**RECORDED DATA:**
— Start —

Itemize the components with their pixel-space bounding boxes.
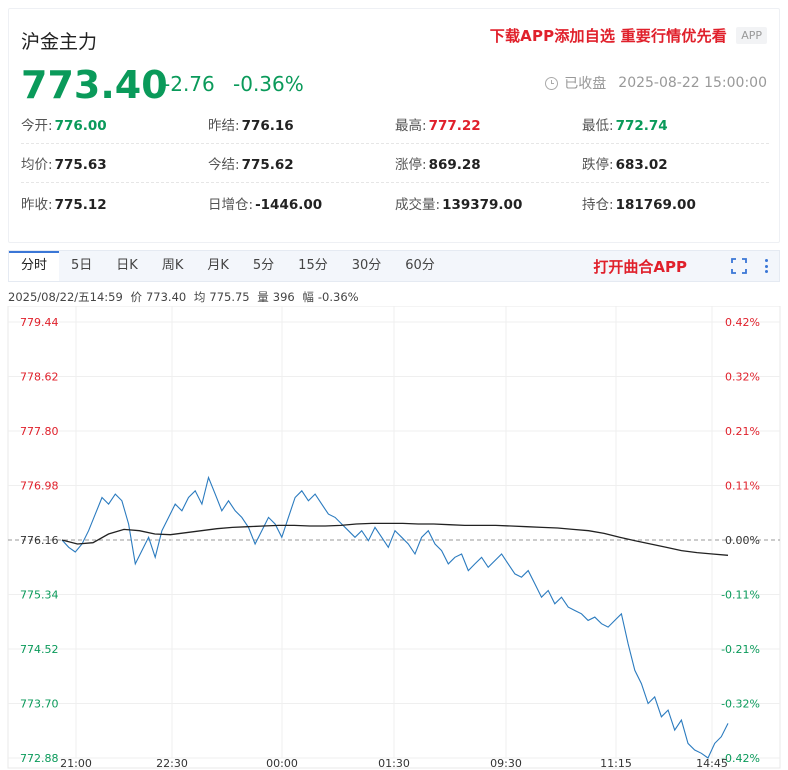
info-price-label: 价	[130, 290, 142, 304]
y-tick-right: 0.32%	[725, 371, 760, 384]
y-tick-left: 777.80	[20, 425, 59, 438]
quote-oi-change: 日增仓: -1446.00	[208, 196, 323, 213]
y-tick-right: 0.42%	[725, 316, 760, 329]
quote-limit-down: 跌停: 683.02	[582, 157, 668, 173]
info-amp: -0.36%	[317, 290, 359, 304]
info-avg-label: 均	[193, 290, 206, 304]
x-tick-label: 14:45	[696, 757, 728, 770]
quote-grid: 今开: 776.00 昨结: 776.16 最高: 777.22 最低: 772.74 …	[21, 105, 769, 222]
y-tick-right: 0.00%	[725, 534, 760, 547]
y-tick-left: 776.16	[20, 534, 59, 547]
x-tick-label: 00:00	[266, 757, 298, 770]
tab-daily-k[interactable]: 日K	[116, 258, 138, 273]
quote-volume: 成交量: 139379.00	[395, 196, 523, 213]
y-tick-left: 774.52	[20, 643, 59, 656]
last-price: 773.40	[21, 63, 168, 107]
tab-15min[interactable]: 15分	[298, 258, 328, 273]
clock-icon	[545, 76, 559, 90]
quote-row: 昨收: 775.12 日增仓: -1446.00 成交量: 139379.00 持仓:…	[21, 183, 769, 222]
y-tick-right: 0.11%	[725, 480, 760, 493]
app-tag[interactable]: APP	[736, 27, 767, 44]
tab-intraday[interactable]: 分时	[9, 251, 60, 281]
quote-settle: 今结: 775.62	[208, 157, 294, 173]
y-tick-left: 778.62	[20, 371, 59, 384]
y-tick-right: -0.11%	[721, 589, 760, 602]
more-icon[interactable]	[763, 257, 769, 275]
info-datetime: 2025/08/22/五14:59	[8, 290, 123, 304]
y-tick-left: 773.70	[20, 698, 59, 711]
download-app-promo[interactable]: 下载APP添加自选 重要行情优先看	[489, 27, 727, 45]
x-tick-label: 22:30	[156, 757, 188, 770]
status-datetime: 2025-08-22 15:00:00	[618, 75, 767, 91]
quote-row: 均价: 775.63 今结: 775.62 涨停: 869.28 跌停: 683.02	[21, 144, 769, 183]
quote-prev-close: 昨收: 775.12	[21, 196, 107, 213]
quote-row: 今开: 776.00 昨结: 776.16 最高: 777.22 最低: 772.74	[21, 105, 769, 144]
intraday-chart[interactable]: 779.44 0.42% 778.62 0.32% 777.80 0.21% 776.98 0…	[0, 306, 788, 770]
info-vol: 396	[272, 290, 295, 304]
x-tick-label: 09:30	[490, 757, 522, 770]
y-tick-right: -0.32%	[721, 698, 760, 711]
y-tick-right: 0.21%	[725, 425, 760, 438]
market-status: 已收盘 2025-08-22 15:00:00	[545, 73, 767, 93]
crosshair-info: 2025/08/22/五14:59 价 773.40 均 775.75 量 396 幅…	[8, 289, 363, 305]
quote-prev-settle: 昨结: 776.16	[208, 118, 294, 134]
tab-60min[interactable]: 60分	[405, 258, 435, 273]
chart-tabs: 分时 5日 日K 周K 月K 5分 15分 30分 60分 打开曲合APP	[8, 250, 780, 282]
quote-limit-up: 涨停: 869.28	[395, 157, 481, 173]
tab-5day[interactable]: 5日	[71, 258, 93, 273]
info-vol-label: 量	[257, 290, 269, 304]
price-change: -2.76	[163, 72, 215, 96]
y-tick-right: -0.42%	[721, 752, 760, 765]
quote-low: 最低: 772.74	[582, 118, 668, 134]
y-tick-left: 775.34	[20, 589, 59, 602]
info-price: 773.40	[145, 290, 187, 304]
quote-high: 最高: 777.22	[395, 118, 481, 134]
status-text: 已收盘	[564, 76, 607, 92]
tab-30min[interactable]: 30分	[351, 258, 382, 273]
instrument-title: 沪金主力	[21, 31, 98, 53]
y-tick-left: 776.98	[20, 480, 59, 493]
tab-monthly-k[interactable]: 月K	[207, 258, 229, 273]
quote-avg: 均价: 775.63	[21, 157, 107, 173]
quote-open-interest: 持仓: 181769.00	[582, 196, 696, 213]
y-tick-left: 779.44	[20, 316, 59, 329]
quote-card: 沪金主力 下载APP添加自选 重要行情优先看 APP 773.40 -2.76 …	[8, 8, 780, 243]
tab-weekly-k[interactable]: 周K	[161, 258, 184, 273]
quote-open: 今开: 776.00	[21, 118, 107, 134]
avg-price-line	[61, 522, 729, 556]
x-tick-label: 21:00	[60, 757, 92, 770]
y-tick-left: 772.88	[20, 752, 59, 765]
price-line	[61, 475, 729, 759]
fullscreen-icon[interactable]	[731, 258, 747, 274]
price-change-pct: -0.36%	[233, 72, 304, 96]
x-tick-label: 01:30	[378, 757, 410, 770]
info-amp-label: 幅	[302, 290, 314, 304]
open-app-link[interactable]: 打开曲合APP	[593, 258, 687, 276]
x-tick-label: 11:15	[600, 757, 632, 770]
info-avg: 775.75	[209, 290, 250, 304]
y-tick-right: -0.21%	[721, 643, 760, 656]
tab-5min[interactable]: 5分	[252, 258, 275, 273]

— End —

**EXERCISE OBJECTIVE:** Retype every line of the items above verbatim, leaving out the pictures.

**RESULT BELOW:**
Itemize the components with their pixel-space bounding boxes.
info-price-label: 价	[130, 290, 142, 304]
y-tick-right: 0.32%	[725, 371, 760, 384]
y-tick-left: 777.80	[20, 425, 59, 438]
quote-oi-change: 日增仓: -1446.00	[208, 196, 323, 213]
y-tick-right: 0.42%	[725, 316, 760, 329]
quote-limit-down: 跌停: 683.02	[582, 157, 668, 173]
info-amp: -0.36%	[317, 290, 359, 304]
info-avg-label: 均	[193, 290, 206, 304]
x-tick-label: 14:45	[696, 757, 728, 770]
quote-grid: 今开: 776.00 昨结: 776.16 最高: 777.22 最低: 772.74 …	[21, 105, 769, 222]
y-tick-right: 0.00%	[725, 534, 760, 547]
y-tick-left: 776.16	[20, 534, 59, 547]
x-tick-label: 00:00	[266, 757, 298, 770]
tab-daily-k[interactable]: 日K	[116, 258, 138, 273]
quote-volume: 成交量: 139379.00	[395, 196, 523, 213]
y-tick-left: 774.52	[20, 643, 59, 656]
last-price: 773.40	[21, 63, 168, 107]
tab-15min[interactable]: 15分	[298, 258, 328, 273]
clock-icon	[545, 76, 559, 90]
quote-row: 昨收: 775.12 日增仓: -1446.00 成交量: 139379.00 持仓:…	[21, 183, 769, 222]
y-tick-right: 0.11%	[725, 480, 760, 493]
app-tag[interactable]: APP	[736, 27, 767, 44]
tab-intraday[interactable]: 分时	[9, 251, 60, 281]
quote-settle: 今结: 775.62	[208, 157, 294, 173]
y-tick-left: 778.62	[20, 371, 59, 384]
y-tick-right: -0.11%	[721, 589, 760, 602]
more-icon[interactable]	[763, 257, 769, 275]
info-datetime: 2025/08/22/五14:59	[8, 290, 123, 304]
y-tick-left: 773.70	[20, 698, 59, 711]
download-app-promo[interactable]: 下载APP添加自选 重要行情优先看	[489, 27, 727, 45]
x-tick-label: 22:30	[156, 757, 188, 770]
status-datetime: 2025-08-22 15:00:00	[618, 75, 767, 91]
quote-row: 均价: 775.63 今结: 775.62 涨停: 869.28 跌停: 683.02	[21, 144, 769, 183]
quote-prev-close: 昨收: 775.12	[21, 196, 107, 213]
quote-row: 今开: 776.00 昨结: 776.16 最高: 777.22 最低: 772.74	[21, 105, 769, 144]
intraday-chart[interactable]: 779.44 0.42% 778.62 0.32% 777.80 0.21% 776.98 0…	[0, 306, 788, 770]
info-vol: 396	[272, 290, 295, 304]
x-tick-label: 09:30	[490, 757, 522, 770]
y-tick-right: -0.32%	[721, 698, 760, 711]
y-tick-right: 0.21%	[725, 425, 760, 438]
market-status: 已收盘 2025-08-22 15:00:00	[545, 73, 767, 93]
crosshair-info: 2025/08/22/五14:59 价 773.40 均 775.75 量 396 幅…	[8, 289, 363, 305]
quote-prev-settle: 昨结: 776.16	[208, 118, 294, 134]
tab-60min[interactable]: 60分	[405, 258, 435, 273]
chart-tabs: 分时 5日 日K 周K 月K 5分 15分 30分 60分 打开曲合APP	[8, 250, 780, 282]
quote-limit-up: 涨停: 869.28	[395, 157, 481, 173]
tab-5day[interactable]: 5日	[71, 258, 93, 273]
info-vol-label: 量	[257, 290, 269, 304]
price-change: -2.76	[163, 72, 215, 96]
y-tick-right: -0.42%	[721, 752, 760, 765]
quote-low: 最低: 772.74	[582, 118, 668, 134]
y-tick-left: 775.34	[20, 589, 59, 602]
info-price: 773.40	[145, 290, 187, 304]
quote-high: 最高: 777.22	[395, 118, 481, 134]
status-text: 已收盘	[564, 76, 607, 92]
tab-30min[interactable]: 30分	[351, 258, 382, 273]
instrument-title: 沪金主力	[21, 31, 98, 53]
y-tick-left: 776.98	[20, 480, 59, 493]
tab-monthly-k[interactable]: 月K	[207, 258, 229, 273]
quote-avg: 均价: 775.63	[21, 157, 107, 173]
quote-open-interest: 持仓: 181769.00	[582, 196, 696, 213]
y-tick-left: 779.44	[20, 316, 59, 329]
quote-card: 沪金主力 下载APP添加自选 重要行情优先看 APP 773.40 -2.76 …	[8, 8, 780, 243]
tab-weekly-k[interactable]: 周K	[161, 258, 184, 273]
quote-open: 今开: 776.00	[21, 118, 107, 134]
avg-price-line	[61, 522, 729, 556]
x-tick-label: 21:00	[60, 757, 92, 770]
y-tick-left: 772.88	[20, 752, 59, 765]
price-line	[61, 475, 729, 759]
fullscreen-icon[interactable]	[731, 258, 747, 274]
price-change-pct: -0.36%	[233, 72, 304, 96]
x-tick-label: 01:30	[378, 757, 410, 770]
info-amp-label: 幅	[302, 290, 314, 304]
open-app-link[interactable]: 打开曲合APP	[593, 258, 687, 276]
x-tick-label: 11:15	[600, 757, 632, 770]
info-avg: 775.75	[209, 290, 250, 304]
y-tick-right: -0.21%	[721, 643, 760, 656]
tab-5min[interactable]: 5分	[252, 258, 275, 273]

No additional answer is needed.